Records from a dataset
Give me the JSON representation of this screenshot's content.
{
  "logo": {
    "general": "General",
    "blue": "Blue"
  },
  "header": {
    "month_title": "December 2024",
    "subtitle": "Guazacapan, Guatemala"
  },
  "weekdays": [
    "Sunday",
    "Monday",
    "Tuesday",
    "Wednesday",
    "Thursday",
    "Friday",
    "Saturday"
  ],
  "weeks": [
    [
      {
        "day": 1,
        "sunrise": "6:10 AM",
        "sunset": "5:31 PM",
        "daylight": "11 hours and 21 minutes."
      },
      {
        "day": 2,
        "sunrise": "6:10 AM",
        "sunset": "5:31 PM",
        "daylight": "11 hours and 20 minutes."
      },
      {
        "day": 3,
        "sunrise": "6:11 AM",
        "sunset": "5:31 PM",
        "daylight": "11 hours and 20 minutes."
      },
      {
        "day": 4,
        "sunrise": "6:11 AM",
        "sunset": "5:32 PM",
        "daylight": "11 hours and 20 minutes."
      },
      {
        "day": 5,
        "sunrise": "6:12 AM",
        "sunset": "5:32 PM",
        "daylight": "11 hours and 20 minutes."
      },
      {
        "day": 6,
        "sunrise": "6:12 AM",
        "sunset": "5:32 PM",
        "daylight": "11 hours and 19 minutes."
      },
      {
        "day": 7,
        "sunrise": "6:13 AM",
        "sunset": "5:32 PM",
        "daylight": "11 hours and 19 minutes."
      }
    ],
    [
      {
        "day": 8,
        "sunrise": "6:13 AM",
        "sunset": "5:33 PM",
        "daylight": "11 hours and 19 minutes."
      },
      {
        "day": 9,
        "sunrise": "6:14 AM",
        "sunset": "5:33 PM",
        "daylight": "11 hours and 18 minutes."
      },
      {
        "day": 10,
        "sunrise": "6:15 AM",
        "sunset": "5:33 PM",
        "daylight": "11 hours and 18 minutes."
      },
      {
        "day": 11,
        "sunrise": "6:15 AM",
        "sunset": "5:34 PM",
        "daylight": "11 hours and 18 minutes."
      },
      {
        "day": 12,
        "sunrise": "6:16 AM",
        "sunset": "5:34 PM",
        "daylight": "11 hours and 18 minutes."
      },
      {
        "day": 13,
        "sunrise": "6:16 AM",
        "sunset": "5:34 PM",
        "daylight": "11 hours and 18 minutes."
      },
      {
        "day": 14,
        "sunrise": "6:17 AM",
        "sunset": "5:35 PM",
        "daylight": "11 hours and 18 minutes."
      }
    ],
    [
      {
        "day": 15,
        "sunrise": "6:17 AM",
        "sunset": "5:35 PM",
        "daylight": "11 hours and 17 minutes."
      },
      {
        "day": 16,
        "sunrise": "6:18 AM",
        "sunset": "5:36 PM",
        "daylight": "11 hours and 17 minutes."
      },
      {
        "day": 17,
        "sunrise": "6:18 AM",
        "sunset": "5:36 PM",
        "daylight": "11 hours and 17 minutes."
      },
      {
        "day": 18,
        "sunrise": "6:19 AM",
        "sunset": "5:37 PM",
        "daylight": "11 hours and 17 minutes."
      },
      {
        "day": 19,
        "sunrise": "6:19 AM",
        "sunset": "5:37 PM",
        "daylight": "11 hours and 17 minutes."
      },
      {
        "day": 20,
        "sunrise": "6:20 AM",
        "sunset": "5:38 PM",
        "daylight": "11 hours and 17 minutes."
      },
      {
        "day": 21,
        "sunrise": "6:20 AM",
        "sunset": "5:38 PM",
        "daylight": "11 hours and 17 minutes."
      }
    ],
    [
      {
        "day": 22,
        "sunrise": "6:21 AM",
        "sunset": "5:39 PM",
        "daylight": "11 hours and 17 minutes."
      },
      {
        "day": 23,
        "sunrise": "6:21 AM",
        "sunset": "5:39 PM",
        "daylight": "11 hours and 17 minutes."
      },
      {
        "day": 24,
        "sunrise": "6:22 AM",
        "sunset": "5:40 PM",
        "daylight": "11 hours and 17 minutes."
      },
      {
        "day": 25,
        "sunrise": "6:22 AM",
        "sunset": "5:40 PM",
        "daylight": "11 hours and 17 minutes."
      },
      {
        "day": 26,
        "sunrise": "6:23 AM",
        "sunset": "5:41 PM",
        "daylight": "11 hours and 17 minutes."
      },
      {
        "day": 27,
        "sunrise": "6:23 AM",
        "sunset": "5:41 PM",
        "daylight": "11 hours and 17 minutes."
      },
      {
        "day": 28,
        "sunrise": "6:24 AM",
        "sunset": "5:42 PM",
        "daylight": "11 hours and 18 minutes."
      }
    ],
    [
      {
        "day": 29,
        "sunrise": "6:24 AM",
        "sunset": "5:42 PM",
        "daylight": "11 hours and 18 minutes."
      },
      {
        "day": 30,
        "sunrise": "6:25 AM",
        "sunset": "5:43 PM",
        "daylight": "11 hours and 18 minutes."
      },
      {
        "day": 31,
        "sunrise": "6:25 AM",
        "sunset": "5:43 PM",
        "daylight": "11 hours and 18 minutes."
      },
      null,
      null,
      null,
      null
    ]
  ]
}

## Exercise brief
Quote all the records exactly, please, leaving none out.

## Correct response
Give me the JSON representation of this screenshot's content.
{
  "logo": {
    "general": "General",
    "blue": "Blue"
  },
  "header": {
    "month_title": "December 2024",
    "subtitle": "Guazacapan, Guatemala"
  },
  "weekdays": [
    "Sunday",
    "Monday",
    "Tuesday",
    "Wednesday",
    "Thursday",
    "Friday",
    "Saturday"
  ],
  "weeks": [
    [
      {
        "day": 1,
        "sunrise": "6:10 AM",
        "sunset": "5:31 PM",
        "daylight": "11 hours and 21 minutes."
      },
      {
        "day": 2,
        "sunrise": "6:10 AM",
        "sunset": "5:31 PM",
        "daylight": "11 hours and 20 minutes."
      },
      {
        "day": 3,
        "sunrise": "6:11 AM",
        "sunset": "5:31 PM",
        "daylight": "11 hours and 20 minutes."
      },
      {
        "day": 4,
        "sunrise": "6:11 AM",
        "sunset": "5:32 PM",
        "daylight": "11 hours and 20 minutes."
      },
      {
        "day": 5,
        "sunrise": "6:12 AM",
        "sunset": "5:32 PM",
        "daylight": "11 hours and 20 minutes."
      },
      {
        "day": 6,
        "sunrise": "6:12 AM",
        "sunset": "5:32 PM",
        "daylight": "11 hours and 19 minutes."
      },
      {
        "day": 7,
        "sunrise": "6:13 AM",
        "sunset": "5:32 PM",
        "daylight": "11 hours and 19 minutes."
      }
    ],
    [
      {
        "day": 8,
        "sunrise": "6:13 AM",
        "sunset": "5:33 PM",
        "daylight": "11 hours and 19 minutes."
      },
      {
        "day": 9,
        "sunrise": "6:14 AM",
        "sunset": "5:33 PM",
        "daylight": "11 hours and 18 minutes."
      },
      {
        "day": 10,
        "sunrise": "6:15 AM",
        "sunset": "5:33 PM",
        "daylight": "11 hours and 18 minutes."
      },
      {
        "day": 11,
        "sunrise": "6:15 AM",
        "sunset": "5:34 PM",
        "daylight": "11 hours and 18 minutes."
      },
      {
        "day": 12,
        "sunrise": "6:16 AM",
        "sunset": "5:34 PM",
        "daylight": "11 hours and 18 minutes."
      },
      {
        "day": 13,
        "sunrise": "6:16 AM",
        "sunset": "5:34 PM",
        "daylight": "11 hours and 18 minutes."
      },
      {
        "day": 14,
        "sunrise": "6:17 AM",
        "sunset": "5:35 PM",
        "daylight": "11 hours and 18 minutes."
      }
    ],
    [
      {
        "day": 15,
        "sunrise": "6:17 AM",
        "sunset": "5:35 PM",
        "daylight": "11 hours and 17 minutes."
      },
      {
        "day": 16,
        "sunrise": "6:18 AM",
        "sunset": "5:36 PM",
        "daylight": "11 hours and 17 minutes."
      },
      {
        "day": 17,
        "sunrise": "6:18 AM",
        "sunset": "5:36 PM",
        "daylight": "11 hours and 17 minutes."
      },
      {
        "day": 18,
        "sunrise": "6:19 AM",
        "sunset": "5:37 PM",
        "daylight": "11 hours and 17 minutes."
      },
      {
        "day": 19,
        "sunrise": "6:19 AM",
        "sunset": "5:37 PM",
        "daylight": "11 hours and 17 minutes."
      },
      {
        "day": 20,
        "sunrise": "6:20 AM",
        "sunset": "5:38 PM",
        "daylight": "11 hours and 17 minutes."
      },
      {
        "day": 21,
        "sunrise": "6:20 AM",
        "sunset": "5:38 PM",
        "daylight": "11 hours and 17 minutes."
      }
    ],
    [
      {
        "day": 22,
        "sunrise": "6:21 AM",
        "sunset": "5:39 PM",
        "daylight": "11 hours and 17 minutes."
      },
      {
        "day": 23,
        "sunrise": "6:21 AM",
        "sunset": "5:39 PM",
        "daylight": "11 hours and 17 minutes."
      },
      {
        "day": 24,
        "sunrise": "6:22 AM",
        "sunset": "5:40 PM",
        "daylight": "11 hours and 17 minutes."
      },
      {
        "day": 25,
        "sunrise": "6:22 AM",
        "sunset": "5:40 PM",
        "daylight": "11 hours and 17 minutes."
      },
      {
        "day": 26,
        "sunrise": "6:23 AM",
        "sunset": "5:41 PM",
        "daylight": "11 hours and 17 minutes."
      },
      {
        "day": 27,
        "sunrise": "6:23 AM",
        "sunset": "5:41 PM",
        "daylight": "11 hours and 17 minutes."
      },
      {
        "day": 28,
        "sunrise": "6:24 AM",
        "sunset": "5:42 PM",
        "daylight": "11 hours and 18 minutes."
      }
    ],
    [
      {
        "day": 29,
        "sunrise": "6:24 AM",
        "sunset": "5:42 PM",
        "daylight": "11 hours and 18 minutes."
      },
      {
        "day": 30,
        "sunrise": "6:25 AM",
        "sunset": "5:43 PM",
        "daylight": "11 hours and 18 minutes."
      },
      {
        "day": 31,
        "sunrise": "6:25 AM",
        "sunset": "5:43 PM",
        "daylight": "11 hours and 18 minutes."
      },
      null,
      null,
      null,
      null
    ]
  ]
}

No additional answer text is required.